■ **PROBLEM TO SOLVE**
Exclude the pictures and reproduce the remaining data exactly as written.

Data records:
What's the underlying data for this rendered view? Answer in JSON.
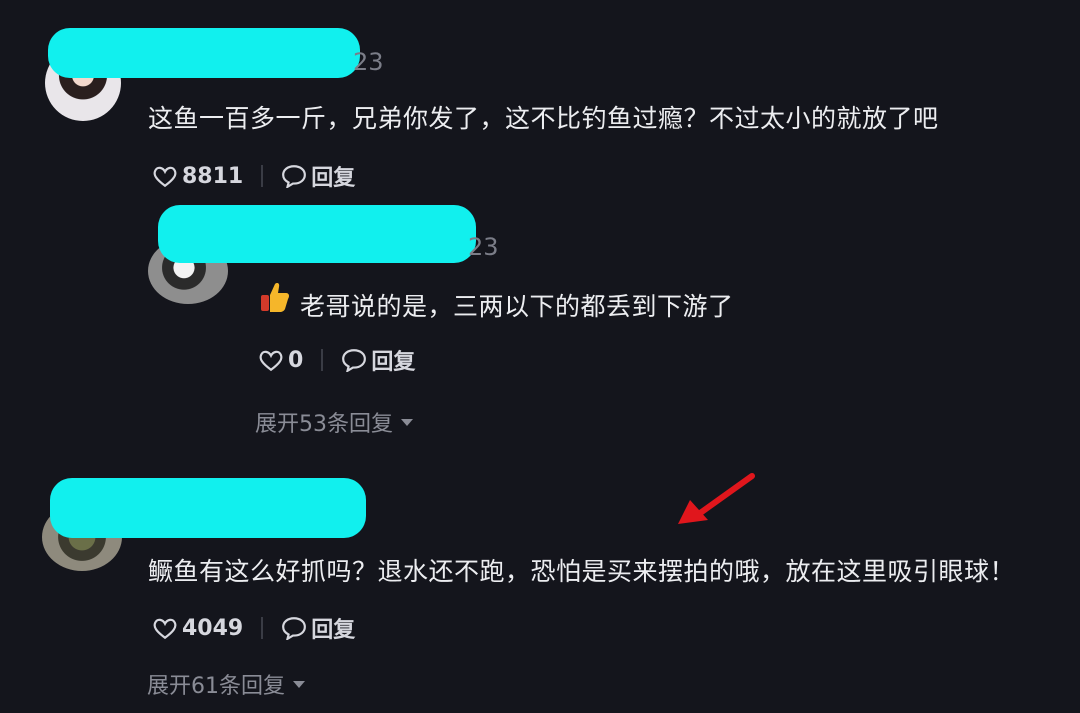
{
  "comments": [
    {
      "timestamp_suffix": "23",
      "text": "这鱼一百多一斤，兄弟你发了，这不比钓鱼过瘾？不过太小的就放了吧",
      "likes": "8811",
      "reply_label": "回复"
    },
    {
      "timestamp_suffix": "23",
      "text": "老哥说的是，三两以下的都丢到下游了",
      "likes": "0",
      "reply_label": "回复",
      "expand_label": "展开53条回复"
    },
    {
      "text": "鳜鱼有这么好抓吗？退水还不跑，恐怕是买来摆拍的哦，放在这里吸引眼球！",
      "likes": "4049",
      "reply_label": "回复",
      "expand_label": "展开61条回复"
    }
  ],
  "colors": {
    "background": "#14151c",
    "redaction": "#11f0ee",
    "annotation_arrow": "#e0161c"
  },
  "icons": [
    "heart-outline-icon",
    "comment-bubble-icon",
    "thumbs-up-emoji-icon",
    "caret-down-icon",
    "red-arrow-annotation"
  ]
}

■ **RESPONSE FOR THIS EXERCISE**
What's the underlying data for this rendered view? Answer in JSON.
{
  "comments": [
    {
      "timestamp_suffix": "23",
      "text": "这鱼一百多一斤，兄弟你发了，这不比钓鱼过瘾？不过太小的就放了吧",
      "likes": "8811",
      "reply_label": "回复"
    },
    {
      "timestamp_suffix": "23",
      "text": "老哥说的是，三两以下的都丢到下游了",
      "likes": "0",
      "reply_label": "回复",
      "expand_label": "展开53条回复"
    },
    {
      "text": "鳜鱼有这么好抓吗？退水还不跑，恐怕是买来摆拍的哦，放在这里吸引眼球！",
      "likes": "4049",
      "reply_label": "回复",
      "expand_label": "展开61条回复"
    }
  ],
  "colors": {
    "background": "#14151c",
    "redaction": "#11f0ee",
    "annotation_arrow": "#e0161c"
  },
  "icons": [
    "heart-outline-icon",
    "comment-bubble-icon",
    "thumbs-up-emoji-icon",
    "caret-down-icon",
    "red-arrow-annotation"
  ]
}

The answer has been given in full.